* WHAT NEEDS TO BE DONE *
All lines from the one containing "What does this" through the last line of the listing below are to be copied exactly. Exclude the pictures.

* INPUT DATA *
%%
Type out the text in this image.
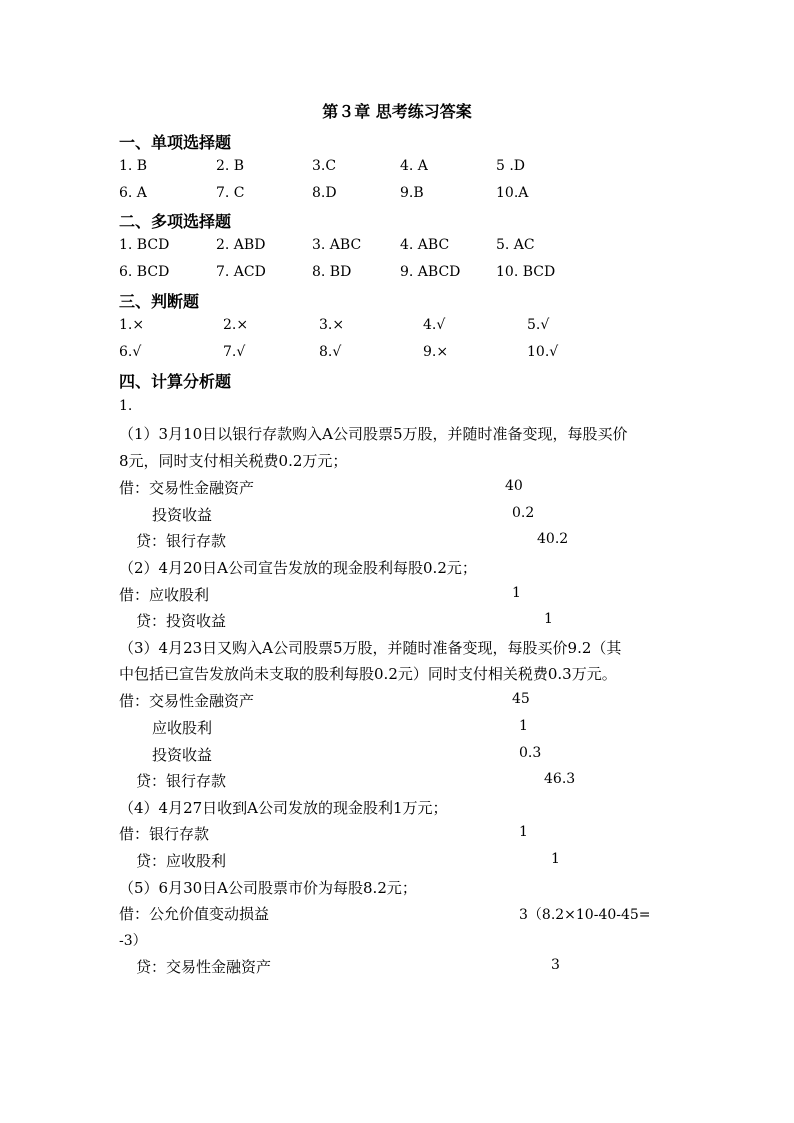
第３章 思考练习答案
一、单项选择题
1. B	2. B	3.C	4. A	5 .D
6. A	7. C	8.D	9.B	10.A
二、多项选择题
1. BCD	2. ABD	3. ABC	4. ABC	5. AC
6. BCD	7. ACD	8. BD	9. ABCD	10. BCD
三、判断题
1.×	2.×	3.×	4.√	5.√
6.√	7.√	8.√	9.×	10.√
四、计算分析题
1.
（1）3月10日以银行存款购入A公司股票5万股，并随时准备变现，每股买价
8元，同时支付相关税费0.2万元；
借：交易性金融资产	40
投资收益	0.2
贷：银行存款	40.2
（2）4月20日A公司宣告发放的现金股利每股0.2元；
借：应收股利	1
贷：投资收益	1
（3）4月23日又购入A公司股票5万股，并随时准备变现，每股买价9.2（其
中包括已宣告发放尚未支取的股利每股0.2元）同时支付相关税费0.3万元。
借：交易性金融资产	45
应收股利	1
投资收益	0.3
贷：银行存款	46.3
（4）4月27日收到A公司发放的现金股利1万元；
借：银行存款	1
贷：应收股利	1
（5）6月30日A公司股票市价为每股8.2元；
借：公允价值变动损益	3（8.2×10-40-45=
-3）
贷：交易性金融资产	3
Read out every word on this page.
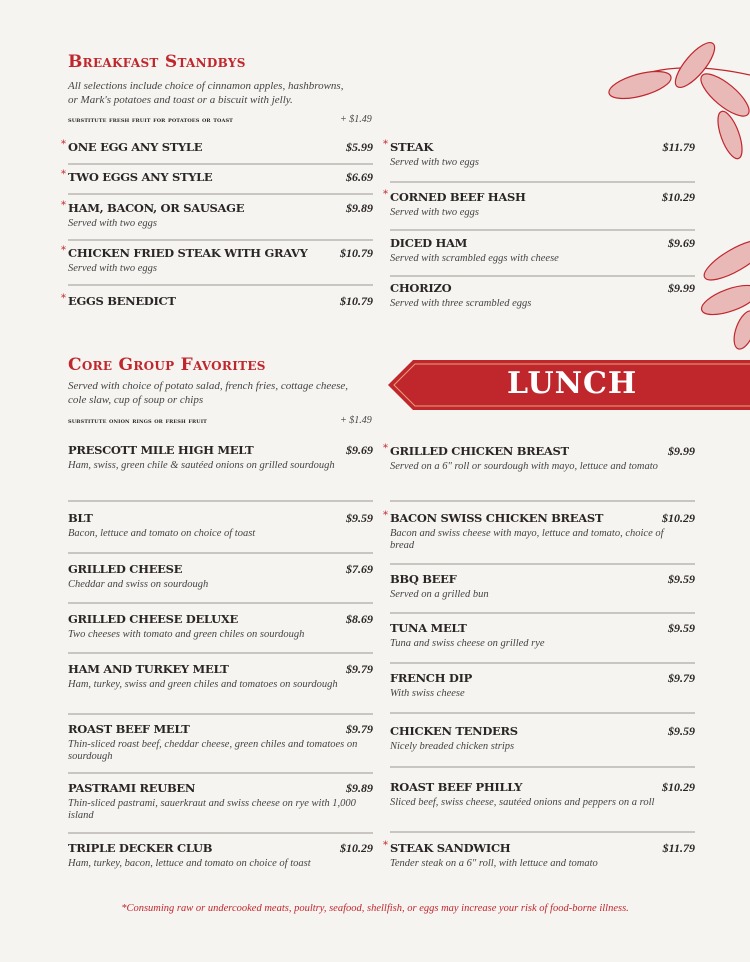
Breakfast Standbys
All selections include choice of cinnamon apples, hashbrowns,
or Mark's potatoes and toast or a biscuit with jelly.
substitute fresh fruit for potatoes or toast	+ $1.49
Core Group Favorites
Served with choice of potato salad, french fries, cottage cheese,
cole slaw, cup of soup or chips
substitute onion rings or fresh fruit	+ $1.49
LUNCH
* ONE EGG ANY STYLE	$5.99
* TWO EGGS ANY STYLE	$6.69
* HAM, BACON, OR SAUSAGE	$9.89
Served with two eggs
* CHICKEN FRIED STEAK WITH GRAVY	$10.79
Served with two eggs
* EGGS BENEDICT	$10.79
* STEAK	$11.79
Served with two eggs
* CORNED BEEF HASH	$10.29
Served with two eggs
DICED HAM	$9.69
Served with scrambled eggs with cheese
CHORIZO	$9.99
Served with three scrambled eggs
PRESCOTT MILE HIGH MELT	$9.69
Ham, swiss, green chile & sautéed onions on grilled sourdough
BLT	$9.59
Bacon, lettuce and tomato on choice of toast
GRILLED CHEESE	$7.69
Cheddar and swiss on sourdough
GRILLED CHEESE DELUXE	$8.69
Two cheeses with tomato and green chiles on sourdough
HAM AND TURKEY MELT	$9.79
Ham, turkey, swiss and green chiles and tomatoes on sourdough
ROAST BEEF MELT	$9.79
Thin-sliced roast beef, cheddar cheese, green chiles and tomatoes on sourdough
PASTRAMI REUBEN	$9.89
Thin-sliced pastrami, sauerkraut and swiss cheese on rye with 1,000 island
TRIPLE DECKER CLUB	$10.29
Ham, turkey, bacon, lettuce and tomato on choice of toast
* GRILLED CHICKEN BREAST	$9.99
Served on a 6" roll or sourdough with mayo, lettuce and tomato
* BACON SWISS CHICKEN BREAST	$10.29
Bacon and swiss cheese with mayo, lettuce and tomato, choice of bread
BBQ BEEF	$9.59
Served on a grilled bun
TUNA MELT	$9.59
Tuna and swiss cheese on grilled rye
FRENCH DIP	$9.79
With swiss cheese
CHICKEN TENDERS	$9.59
Nicely breaded chicken strips
ROAST BEEF PHILLY	$10.29
Sliced beef, swiss cheese, sautéed onions and peppers on a roll
* STEAK SANDWICH	$11.79
Tender steak on a 6" roll, with lettuce and tomato
*Consuming raw or undercooked meats, poultry, seafood, shellfish, or eggs may increase your risk of food-borne illness.
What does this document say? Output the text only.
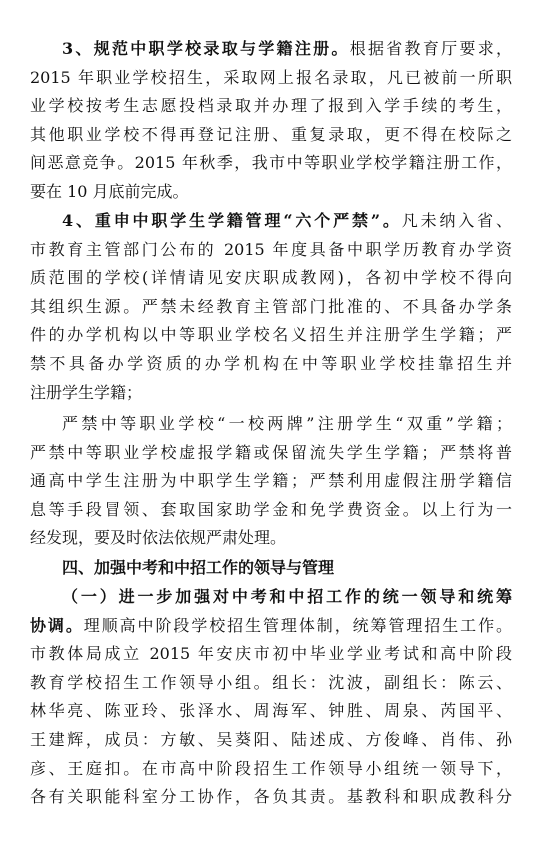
3、规范中职学校录取与学籍注册。根据省教育厅要求，
2015 年职业学校招生，采取网上报名录取，凡已被前一所职
业学校按考生志愿投档录取并办理了报到入学手续的考生，
其他职业学校不得再登记注册、重复录取，更不得在校际之
间恶意竞争。2015 年秋季，我市中等职业学校学籍注册工作，
要在 10 月底前完成。
4、重申中职学生学籍管理“六个严禁”。凡未纳入省、
市教育主管部门公布的 2015 年度具备中职学历教育办学资
质范围的学校(详情请见安庆职成教网)，各初中学校不得向
其组织生源。严禁未经教育主管部门批准的、不具备办学条
件的办学机构以中等职业学校名义招生并注册学生学籍；严
禁不具备办学资质的办学机构在中等职业学校挂靠招生并
注册学生学籍；
严禁中等职业学校“一校两牌”注册学生“双重”学籍；
严禁中等职业学校虚报学籍或保留流失学生学籍；严禁将普
通高中学生注册为中职学生学籍；严禁利用虚假注册学籍信
息等手段冒领、套取国家助学金和免学费资金。以上行为一
经发现，要及时依法依规严肃处理。
四、加强中考和中招工作的领导与管理
（一）进一步加强对中考和中招工作的统一领导和统筹
协调。理顺高中阶段学校招生管理体制，统筹管理招生工作。
市教体局成立 2015 年安庆市初中毕业学业考试和高中阶段
教育学校招生工作领导小组。组长：沈波，副组长：陈云、
林华亮、陈亚玲、张泽水、周海军、钟胜、周泉、芮国平、
王建辉，成员：方敏、吴葵阳、陆述成、方俊峰、肖伟、孙
彦、王庭扣。在市高中阶段招生工作领导小组统一领导下，
各有关职能科室分工协作，各负其责。基教科和职成教科分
%%
* ANSWER TO THE PROBLEM *
What does this document say? Output the text only.
3、规范中职学校录取与学籍注册。根据省教育厅要求，
2015 年职业学校招生，采取网上报名录取，凡已被前一所职
业学校按考生志愿投档录取并办理了报到入学手续的考生，
其他职业学校不得再登记注册、重复录取，更不得在校际之
间恶意竞争。2015 年秋季，我市中等职业学校学籍注册工作，
要在 10 月底前完成。
4、重申中职学生学籍管理“六个严禁”。凡未纳入省、
市教育主管部门公布的 2015 年度具备中职学历教育办学资
质范围的学校(详情请见安庆职成教网)，各初中学校不得向
其组织生源。严禁未经教育主管部门批准的、不具备办学条
件的办学机构以中等职业学校名义招生并注册学生学籍；严
禁不具备办学资质的办学机构在中等职业学校挂靠招生并
注册学生学籍；
严禁中等职业学校“一校两牌”注册学生“双重”学籍；
严禁中等职业学校虚报学籍或保留流失学生学籍；严禁将普
通高中学生注册为中职学生学籍；严禁利用虚假注册学籍信
息等手段冒领、套取国家助学金和免学费资金。以上行为一
经发现，要及时依法依规严肃处理。
四、加强中考和中招工作的领导与管理
（一）进一步加强对中考和中招工作的统一领导和统筹
协调。理顺高中阶段学校招生管理体制，统筹管理招生工作。
市教体局成立 2015 年安庆市初中毕业学业考试和高中阶段
教育学校招生工作领导小组。组长：沈波，副组长：陈云、
林华亮、陈亚玲、张泽水、周海军、钟胜、周泉、芮国平、
王建辉，成员：方敏、吴葵阳、陆述成、方俊峰、肖伟、孙
彦、王庭扣。在市高中阶段招生工作领导小组统一领导下，
各有关职能科室分工协作，各负其责。基教科和职成教科分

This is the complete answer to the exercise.